**GIVEN TEXT**.
....

A few awesome things happened in 2010, and I can safely say that Autostraddle’s Calendar Girls project was one of those awesome things. Have you bought your 2011 calendar yet? Get on that.
We loved the project so much, we’re making another calendar for 2012! This time we’re doing things a little differently. For example, the whole shebang is being shot in sunny, temperate California!
It will be kinda like this, but better and with fewer clothes and more gay people:
Or like this, but with less Matt Dillon and no one will die:
On January 16, legendary photographer Robin Roemer will be shooting Autostraddle’s 2012 calendar in Los Angeles! Now she just needs a location and a hair / make-up artist. That’s where you come in!
LOCATION: Do you or someone you know (or someone your friend’s girlfriend’s cousin knows) have access to a home with a pool that would be suitable for this hotsexy badass intergallactic photo shoot? Is it fancy / unique / spacious / clean? If so, you should definitely get in touch with Robin at robin [at] autostraddle [dot] com!
HAIR + MAKE-UP: This project also needs a west-coast-based hair stylist and make-up artist. If you’re qualified and interested, submit your online portfolio to robin [at] autostraddle [dot] com.
Payment will include a free 2012 calendar + years and years of our gratitude, love and adoration!
You could brag to all of your friends that YOU were sing-handedly responsible for providing the backdrop to the hottest f*cking calendar of 2012! Basically this could get you laid for years, like you’re a pop star from the ’80s.
Thumbnail image via slowdownandlive
I’ve always wanted to live in LA. This settles it. Graduating and moving there. If you need another pool in LA a few years from now, hit me up!
my sister and I are moving to LA (or sanfran depending on her job) this summer! ahh, but we in no way have the money to get a place with a swanky swanky pool to lure all you sexy ladies over.
Damn, but I can dream.

....

**DATASET CONTENT**.
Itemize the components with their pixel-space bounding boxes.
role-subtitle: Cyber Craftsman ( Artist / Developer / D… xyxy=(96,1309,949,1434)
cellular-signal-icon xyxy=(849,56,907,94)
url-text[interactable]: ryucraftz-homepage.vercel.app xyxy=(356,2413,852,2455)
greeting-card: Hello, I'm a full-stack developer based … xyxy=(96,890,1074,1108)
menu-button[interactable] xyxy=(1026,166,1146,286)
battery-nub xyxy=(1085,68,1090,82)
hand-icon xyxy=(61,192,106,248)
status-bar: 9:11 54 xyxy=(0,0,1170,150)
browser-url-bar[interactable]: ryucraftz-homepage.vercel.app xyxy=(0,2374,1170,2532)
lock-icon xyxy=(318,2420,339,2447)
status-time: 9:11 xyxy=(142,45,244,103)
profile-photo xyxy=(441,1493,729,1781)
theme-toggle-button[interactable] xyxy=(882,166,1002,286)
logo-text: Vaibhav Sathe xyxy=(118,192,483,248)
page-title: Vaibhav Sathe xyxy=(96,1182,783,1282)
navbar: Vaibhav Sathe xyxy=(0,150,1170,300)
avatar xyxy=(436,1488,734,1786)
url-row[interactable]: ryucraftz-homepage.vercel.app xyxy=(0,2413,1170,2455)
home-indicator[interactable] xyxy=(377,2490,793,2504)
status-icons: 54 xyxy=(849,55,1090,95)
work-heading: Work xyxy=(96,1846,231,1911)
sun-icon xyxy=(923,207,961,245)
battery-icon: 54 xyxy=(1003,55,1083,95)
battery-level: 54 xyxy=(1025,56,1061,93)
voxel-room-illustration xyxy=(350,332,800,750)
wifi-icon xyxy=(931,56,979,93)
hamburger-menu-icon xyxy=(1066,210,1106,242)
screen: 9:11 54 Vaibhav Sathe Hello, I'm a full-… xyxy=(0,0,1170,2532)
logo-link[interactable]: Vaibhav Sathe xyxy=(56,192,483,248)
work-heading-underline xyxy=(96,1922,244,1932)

....

**EXPLORE THE MATERIAL**.
**A)** Answer these questions about the calendar announcement:
(i) On what date will the 2012 calendar be shot?
(ii) Who is the photographer shooting it?
(iii) What does payment include?
**B)** Revise the calendar announcement from "A few awesome" up to and including "sunny, temperate California!", replacing "shebang" with "production".

**LIST OF ANSWERS**.
**A)**
(i) January 16
(ii) Robin Roemer
(iii) A free 2012 calendar plus years and years of gratitude, love and adoration

**B)**
A few awesome things happened in 2010, and I can safely say that Autostraddle’s Calendar Girls project was one of those awesome things. Have you bought your 2011 calendar yet? Get on that.
We loved the project so much, we’re making another calendar for 2012! This time we’re doing things a little differently. For example, the whole production is being shot in sunny, temperate California!